WHAT THE TASK REQUIRES. Among the lines below, list those containing the string "delta".

DATA TO USE.
▼▼▼
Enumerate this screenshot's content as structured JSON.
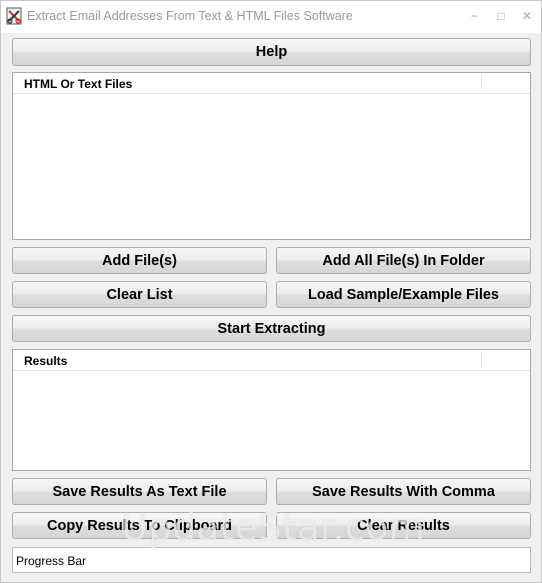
{
  "window": {
    "title": "Extract Email Addresses From Text & HTML Files Software",
    "controls": {
      "minimize": "−",
      "maximize": "□",
      "close": "✕"
    }
  },
  "buttons": {
    "help": "Help",
    "add_files": "Add File(s)",
    "add_folder": "Add All File(s) In Folder",
    "clear_list": "Clear List",
    "load_sample": "Load Sample/Example Files",
    "start_extracting": "Start Extracting",
    "save_text": "Save Results As Text File",
    "save_comma": "Save Results With Comma",
    "copy_clipboard": "Copy Results To Clipboard",
    "clear_results": "Clear Results"
  },
  "files_list": {
    "header": "HTML Or Text Files",
    "items": []
  },
  "results_list": {
    "header": "Results",
    "items": []
  },
  "progress": {
    "label": "Progress Bar"
  },
  "watermark": "UpdateStar.com",
  "icons": {
    "app": "scissors-app-icon",
    "minimize": "minimize-icon",
    "maximize": "maximize-icon",
    "close": "close-icon"
  }
}
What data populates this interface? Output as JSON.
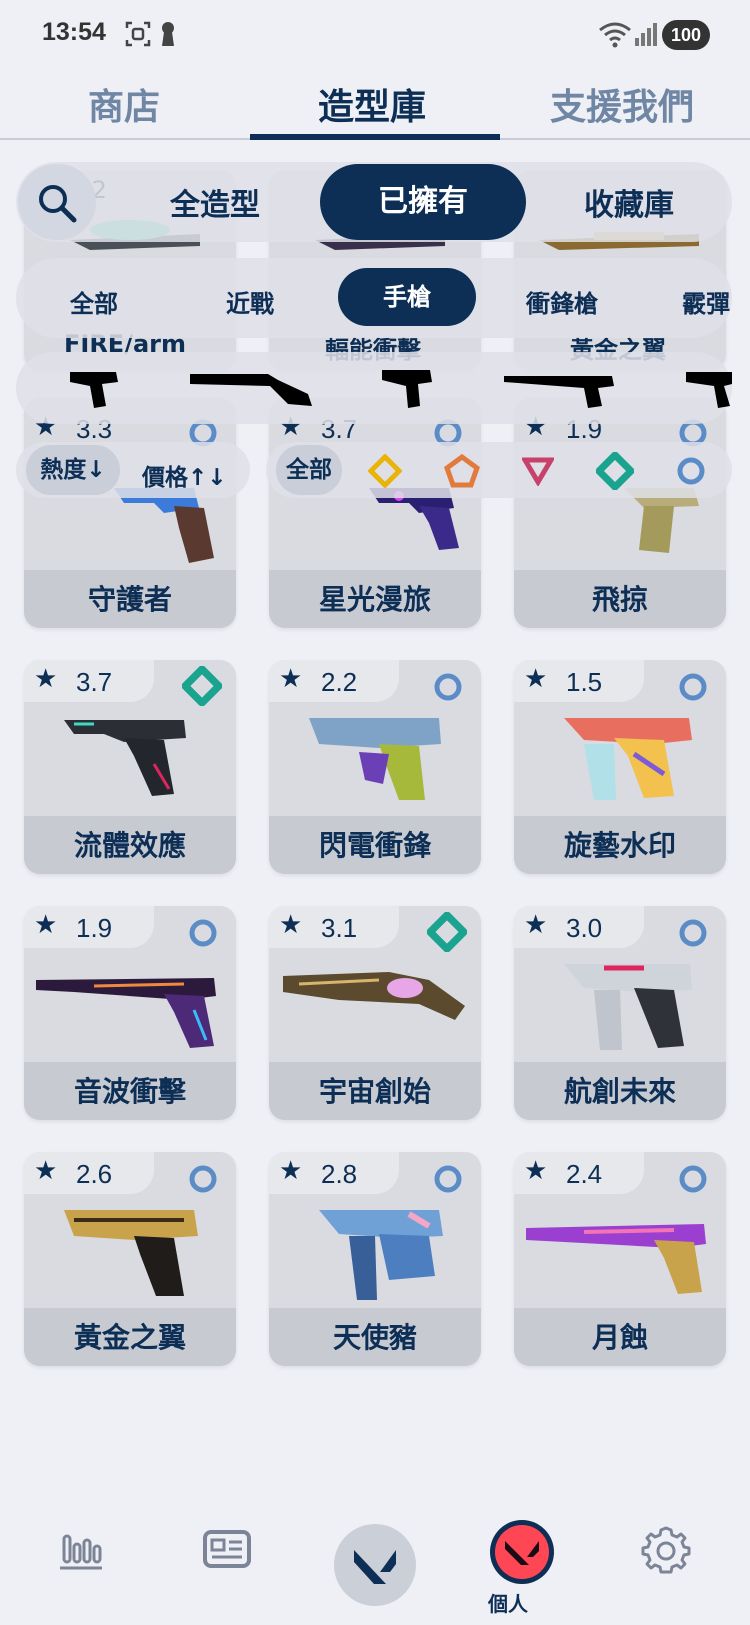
{
  "status": {
    "time": "13:54",
    "battery": "100"
  },
  "top_tabs": [
    {
      "label": "商店"
    },
    {
      "label": "造型庫"
    },
    {
      "label": "支援我們"
    }
  ],
  "filter": {
    "scope": [
      "全造型",
      "已擁有",
      "收藏庫"
    ],
    "scope_selected": "已擁有",
    "categories": [
      "全部",
      "近戰",
      "手槍",
      "衝鋒槍",
      "霰彈"
    ],
    "category_selected": "手槍",
    "weapon_icons": [
      "classic-pistol-icon",
      "shorty-shotgun-icon",
      "frenzy-pistol-icon",
      "ghost-pistol-icon",
      "sheriff-pistol-icon"
    ],
    "sort": [
      "熱度↓",
      "價格↑↓"
    ],
    "tiers": [
      "全部",
      "exclusive-tier-icon",
      "ultra-tier-icon",
      "premium-tier-icon",
      "deluxe-tier-icon",
      "select-tier-icon"
    ],
    "tier_selected": "全部"
  },
  "partial_row": {
    "first_rating": ".2",
    "names": [
      "FIRE/arm",
      "輻能衝擊",
      "黃金之翼"
    ]
  },
  "cards": [
    {
      "name": "守護者",
      "rating": "3.3",
      "tier": "select"
    },
    {
      "name": "星光漫旅",
      "rating": "3.7",
      "tier": "select"
    },
    {
      "name": "飛掠",
      "rating": "1.9",
      "tier": "select"
    },
    {
      "name": "流體效應",
      "rating": "3.7",
      "tier": "deluxe"
    },
    {
      "name": "閃電衝鋒",
      "rating": "2.2",
      "tier": "select"
    },
    {
      "name": "旋藝水印",
      "rating": "1.5",
      "tier": "select"
    },
    {
      "name": "音波衝擊",
      "rating": "1.9",
      "tier": "select"
    },
    {
      "name": "宇宙創始",
      "rating": "3.1",
      "tier": "deluxe"
    },
    {
      "name": "航創未來",
      "rating": "3.0",
      "tier": "select"
    },
    {
      "name": "黃金之翼",
      "rating": "2.6",
      "tier": "select"
    },
    {
      "name": "天使豬",
      "rating": "2.8",
      "tier": "select"
    },
    {
      "name": "月蝕",
      "rating": "2.4",
      "tier": "select"
    }
  ],
  "colors": {
    "navy": "#0d2e55",
    "select": "#5b8cc7",
    "deluxe": "#1aa38f",
    "premium": "#c8416b",
    "ultra": "#e17b3c",
    "exclusive": "#eab308"
  },
  "bottom_nav": {
    "items": [
      "stats-icon",
      "news-icon",
      "valorant-logo-icon",
      "profile-avatar-icon",
      "settings-gear-icon"
    ],
    "profile_label": "個人"
  }
}
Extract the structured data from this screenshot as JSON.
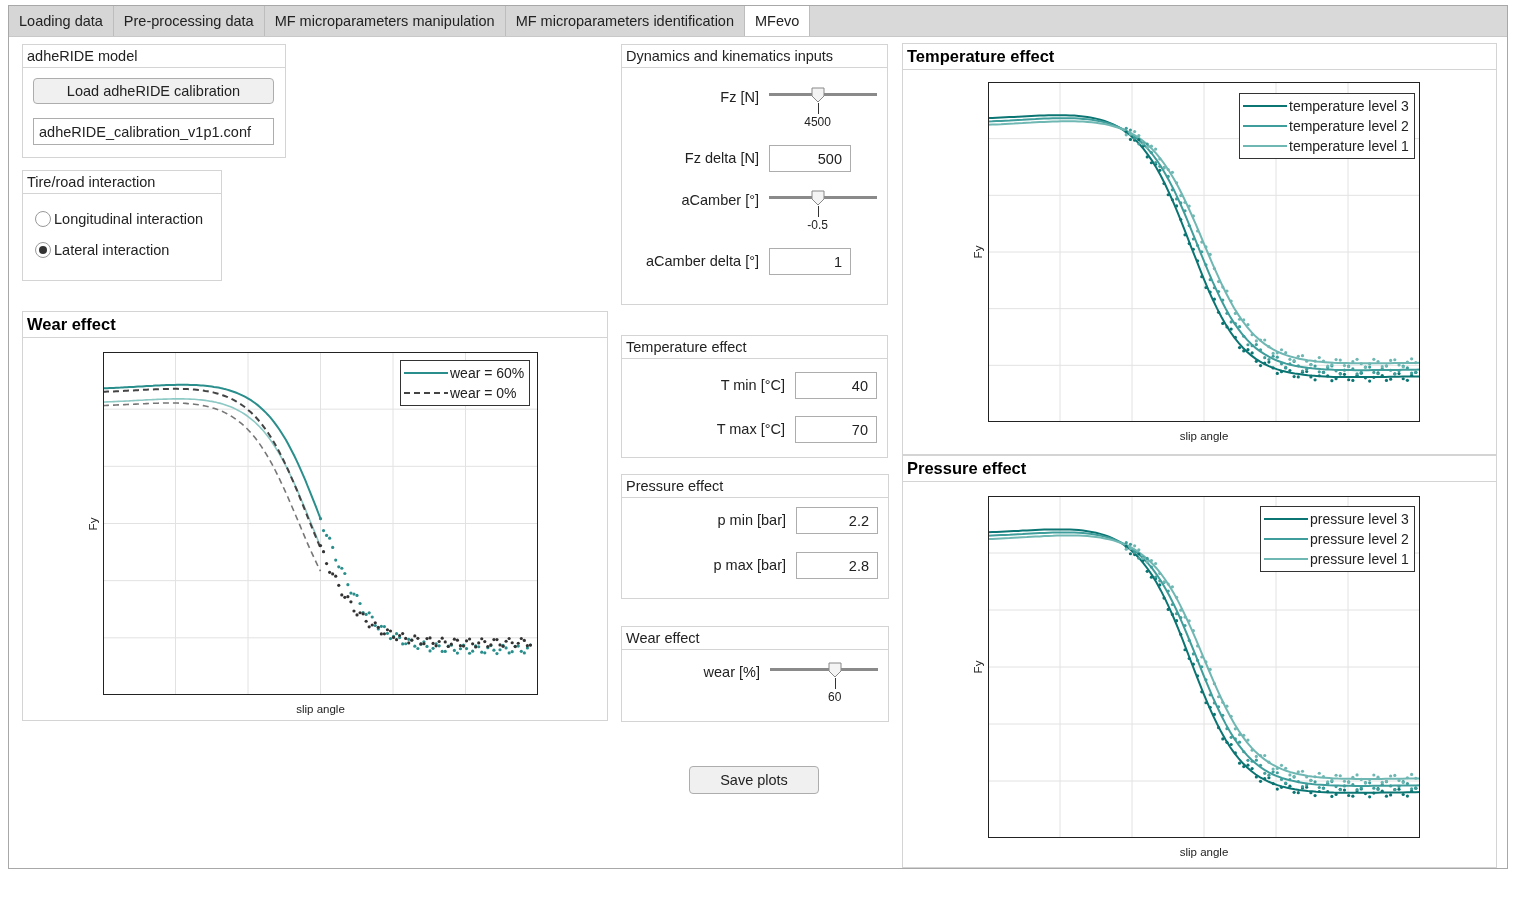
{
  "tabs": [
    {
      "label": "Loading data",
      "selected": false
    },
    {
      "label": "Pre-processing data",
      "selected": false
    },
    {
      "label": "MF microparameters manipulation",
      "selected": false
    },
    {
      "label": "MF microparameters identification",
      "selected": false
    },
    {
      "label": "MFevo",
      "selected": true
    }
  ],
  "model_panel": {
    "title": "adheRIDE model",
    "button": "Load adheRIDE calibration",
    "file_field": "adheRIDE_calibration_v1p1.conf"
  },
  "interaction_panel": {
    "title": "Tire/road interaction",
    "options": [
      {
        "label": "Longitudinal interaction",
        "selected": false
      },
      {
        "label": "Lateral interaction",
        "selected": true
      }
    ]
  },
  "wear_chart": {
    "title": "Wear effect",
    "ylabel": "Fy",
    "xlabel": "slip angle",
    "legend": [
      {
        "label": "wear = 60%",
        "kind": "solid",
        "color": "#2a8f8c"
      },
      {
        "label": "wear = 0%",
        "kind": "dashed",
        "color": "#444444"
      }
    ]
  },
  "dynamics_panel": {
    "title": "Dynamics and kinematics inputs",
    "inputs": [
      {
        "kind": "slider",
        "label": "Fz [N]",
        "level": 0.45,
        "reading": "4500"
      },
      {
        "kind": "field",
        "label": "Fz delta [N]",
        "value": "500"
      },
      {
        "kind": "slider",
        "label": "aCamber [°]",
        "level": 0.45,
        "reading": "-0.5"
      },
      {
        "kind": "field",
        "label": "aCamber delta [°]",
        "value": "1"
      }
    ]
  },
  "temperature_panel": {
    "title": "Temperature effect",
    "inputs": [
      {
        "kind": "field",
        "label": "T min [°C]",
        "value": "40"
      },
      {
        "kind": "field",
        "label": "T max [°C]",
        "value": "70"
      }
    ]
  },
  "pressure_panel": {
    "title": "Pressure effect",
    "inputs": [
      {
        "kind": "field",
        "label": "p min [bar]",
        "value": "2.2"
      },
      {
        "kind": "field",
        "label": "p max [bar]",
        "value": "2.8"
      }
    ]
  },
  "wear_panel": {
    "title": "Wear effect",
    "inputs": [
      {
        "kind": "slider",
        "label": "wear [%]",
        "level": 0.6,
        "reading": "60"
      }
    ]
  },
  "save_button": "Save plots",
  "temperature_chart": {
    "title": "Temperature effect",
    "ylabel": "Fy",
    "xlabel": "slip angle",
    "legend": [
      {
        "label": "temperature level 3",
        "kind": "solid",
        "color": "#0b7573"
      },
      {
        "label": "temperature level 2",
        "kind": "solid",
        "color": "#3f9e9b"
      },
      {
        "label": "temperature level 1",
        "kind": "solid",
        "color": "#6fb7b3"
      }
    ]
  },
  "pressure_chart": {
    "title": "Pressure effect",
    "ylabel": "Fy",
    "xlabel": "slip angle",
    "legend": [
      {
        "label": "pressure level 3",
        "kind": "solid",
        "color": "#0b7573"
      },
      {
        "label": "pressure level 2",
        "kind": "solid",
        "color": "#3f9e9b"
      },
      {
        "label": "pressure level 1",
        "kind": "solid",
        "color": "#6fb7b3"
      }
    ]
  }
}
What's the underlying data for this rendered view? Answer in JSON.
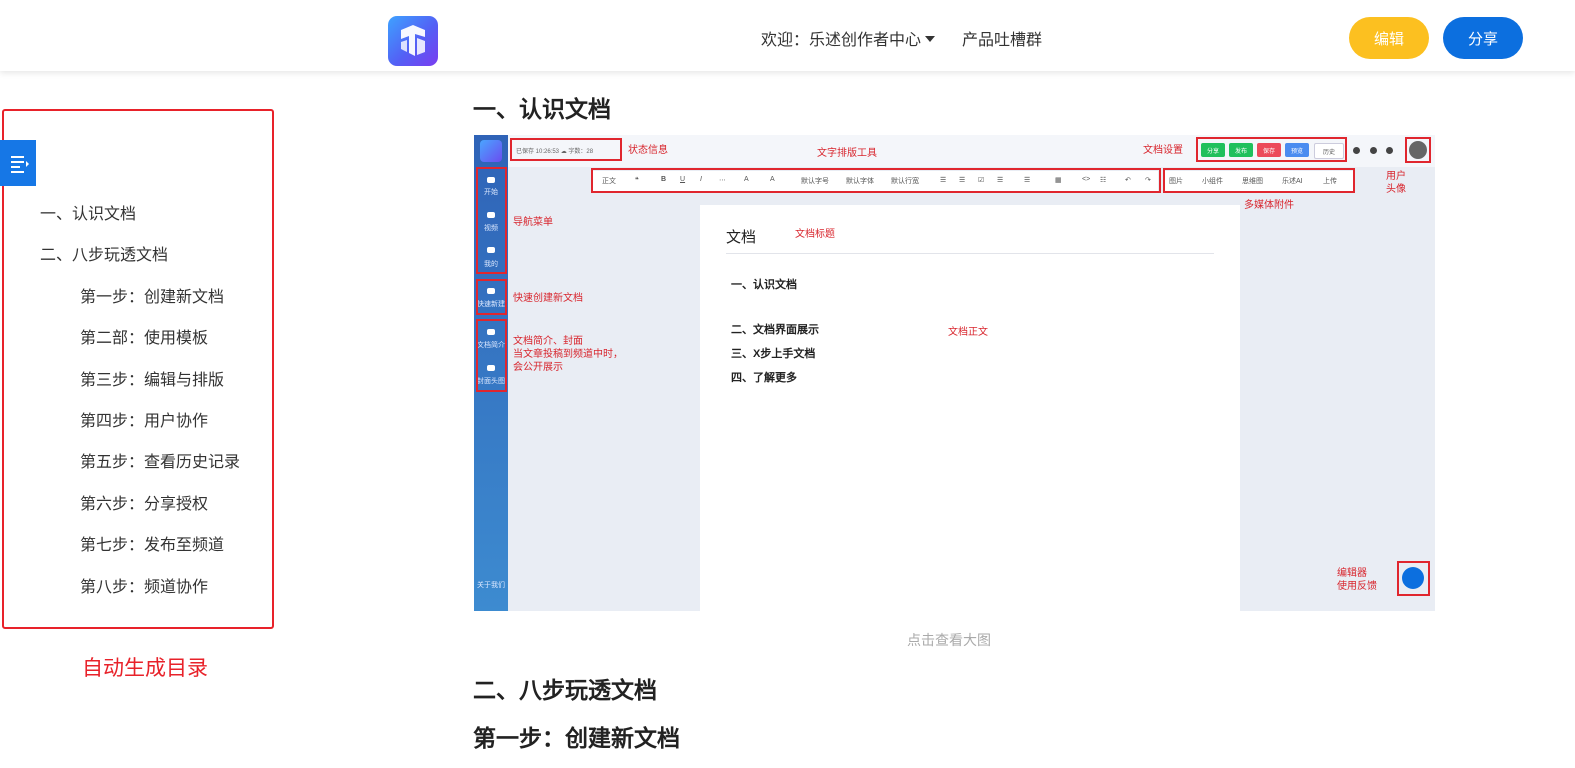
{
  "header": {
    "logo_icon": "app-logo-icon",
    "welcome": "欢迎：乐述创作者中心",
    "product_feedback": "产品吐槽群",
    "edit_label": "编辑",
    "share_label": "分享",
    "colors": {
      "edit": "#fcc020",
      "share": "#0c6fdf"
    }
  },
  "toc": {
    "toggle_icon": "outline-toggle-icon",
    "items": [
      "一、认识文档",
      "二、八步玩透文档",
      "第一步：创建新文档",
      "第二部：使用模板",
      "第三步：编辑与排版",
      "第四步：用户协作",
      "第五步：查看历史记录",
      "第六步：分享授权",
      "第七步：发布至频道",
      "第八步：频道协作"
    ],
    "note": "自动生成目录",
    "note_color": "#e8222a"
  },
  "content": {
    "heading1": "一、认识文档",
    "caption": "点击查看大图",
    "heading2": "二、八步玩透文档",
    "heading3": "第一步：创建新文档"
  },
  "screenshot": {
    "status": "已保存 10:26:53 ☁ 字数：28",
    "nav": [
      "开始",
      "视频",
      "我的"
    ],
    "quick_create": "快速新建",
    "intro": "文档简介",
    "cover": "封面头图",
    "about": "关于我们",
    "green_buttons": [
      "分享",
      "发布",
      "保存",
      "预览",
      "历史"
    ],
    "toolbar_left": [
      "正文",
      "❝",
      "B",
      "U",
      "I",
      "⋯",
      "A",
      "A",
      "默认字号",
      "默认字体",
      "默认行宽",
      "☰",
      "☰",
      "☑",
      "☰",
      "☰",
      "▦",
      "<>",
      "☷",
      "↶",
      "↷"
    ],
    "toolbar_right": [
      "图片",
      "小组件",
      "思维图",
      "乐述AI",
      "上传"
    ],
    "doc_title": "文档",
    "outline": [
      "一、认识文档",
      "二、文档界面展示",
      "三、X步上手文档",
      "四、了解更多"
    ],
    "labels": {
      "status_info": "状态信息",
      "typesetting": "文字排版工具",
      "doc_settings": "文档设置",
      "user_avatar": "用户\n头像",
      "media": "多媒体附件",
      "nav_menu": "导航菜单",
      "doc_title": "文档标题",
      "quick_create": "快速创建新文档",
      "intro_cover": "文档简介、封面\n当文章投稿到频道中时，\n会公开展示",
      "doc_body": "文档正文",
      "feedback": "编辑器\n使用反馈"
    }
  }
}
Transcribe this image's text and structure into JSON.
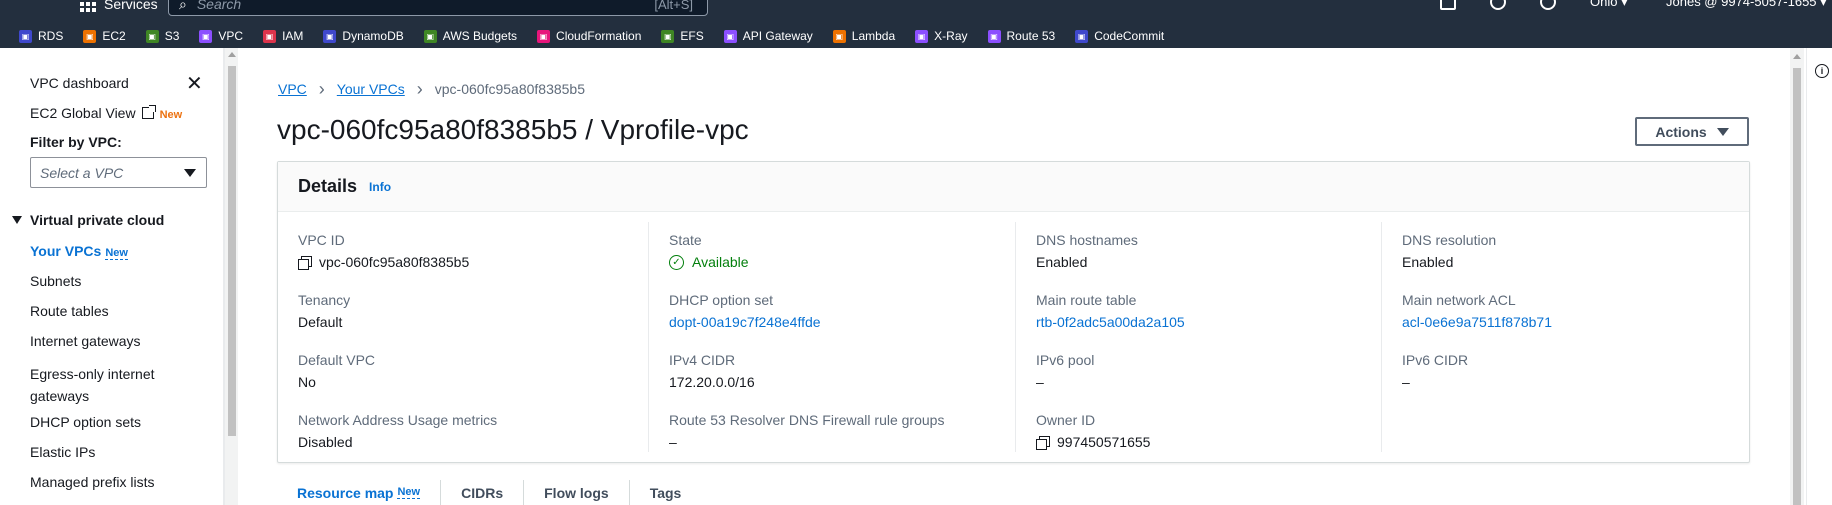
{
  "topnav": {
    "services_label": "Services",
    "search_placeholder": "Search",
    "search_shortcut": "[Alt+S]",
    "region": "Ohio ▾",
    "account": "Jones @ 9974-5057-1655 ▾"
  },
  "favorites": [
    {
      "label": "RDS",
      "color": "#3f48cc",
      "icon": "rds-icon"
    },
    {
      "label": "EC2",
      "color": "#ed7100",
      "icon": "ec2-icon"
    },
    {
      "label": "S3",
      "color": "#3f8624",
      "icon": "s3-icon"
    },
    {
      "label": "VPC",
      "color": "#8c4fff",
      "icon": "vpc-icon"
    },
    {
      "label": "IAM",
      "color": "#dd344c",
      "icon": "iam-icon"
    },
    {
      "label": "DynamoDB",
      "color": "#3f48cc",
      "icon": "dynamodb-icon"
    },
    {
      "label": "AWS Budgets",
      "color": "#3f8624",
      "icon": "budgets-icon"
    },
    {
      "label": "CloudFormation",
      "color": "#e7157b",
      "icon": "cloudformation-icon"
    },
    {
      "label": "EFS",
      "color": "#3f8624",
      "icon": "efs-icon"
    },
    {
      "label": "API Gateway",
      "color": "#8c4fff",
      "icon": "api-gateway-icon"
    },
    {
      "label": "Lambda",
      "color": "#ed7100",
      "icon": "lambda-icon"
    },
    {
      "label": "X-Ray",
      "color": "#8c4fff",
      "icon": "xray-icon"
    },
    {
      "label": "Route 53",
      "color": "#8c4fff",
      "icon": "route53-icon"
    },
    {
      "label": "CodeCommit",
      "color": "#3f48cc",
      "icon": "codecommit-icon"
    }
  ],
  "sidebar": {
    "dashboard": "VPC dashboard",
    "global_view": "EC2 Global View",
    "global_view_badge": "New",
    "filter_label": "Filter by VPC:",
    "filter_placeholder": "Select a VPC",
    "section": "Virtual private cloud",
    "active_item": "Your VPCs",
    "active_badge": "New",
    "items": [
      "Subnets",
      "Route tables",
      "Internet gateways",
      "Egress-only internet gateways",
      "DHCP option sets",
      "Elastic IPs",
      "Managed prefix lists"
    ]
  },
  "breadcrumb": {
    "root": "VPC",
    "parent": "Your VPCs",
    "current": "vpc-060fc95a80f8385b5"
  },
  "page": {
    "title": "vpc-060fc95a80f8385b5 / Vprofile-vpc",
    "actions_label": "Actions"
  },
  "details": {
    "title": "Details",
    "info": "Info",
    "columns": [
      [
        {
          "label": "VPC ID",
          "value": "vpc-060fc95a80f8385b5"
        },
        {
          "label": "Tenancy",
          "value": "Default"
        },
        {
          "label": "Default VPC",
          "value": "No"
        },
        {
          "label": "Network Address Usage metrics",
          "value": "Disabled"
        }
      ],
      [
        {
          "label": "State",
          "value": "Available"
        },
        {
          "label": "DHCP option set",
          "value": "dopt-00a19c7f248e4ffde"
        },
        {
          "label": "IPv4 CIDR",
          "value": "172.20.0.0/16"
        },
        {
          "label": "Route 53 Resolver DNS Firewall rule groups",
          "value": "–"
        }
      ],
      [
        {
          "label": "DNS hostnames",
          "value": "Enabled"
        },
        {
          "label": "Main route table",
          "value": "rtb-0f2adc5a00da2a105"
        },
        {
          "label": "IPv6 pool",
          "value": "–"
        },
        {
          "label": "Owner ID",
          "value": "997450571655"
        }
      ],
      [
        {
          "label": "DNS resolution",
          "value": "Enabled"
        },
        {
          "label": "Main network ACL",
          "value": "acl-0e6e9a7511f878b71"
        },
        {
          "label": "IPv6 CIDR",
          "value": "–"
        }
      ]
    ]
  },
  "tabs": {
    "resource_map": "Resource map",
    "resource_map_badge": "New",
    "cidrs": "CIDRs",
    "flow_logs": "Flow logs",
    "tags": "Tags"
  },
  "colors": {
    "nav_bg": "#232f3e",
    "link": "#0972d3",
    "success": "#037f0c",
    "new_badge": "#ec7211"
  }
}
▲▲▲
EXERCISE SOLUTION.
        "label": "Fz delta [N]",
        "label": "aCamber delta [°]",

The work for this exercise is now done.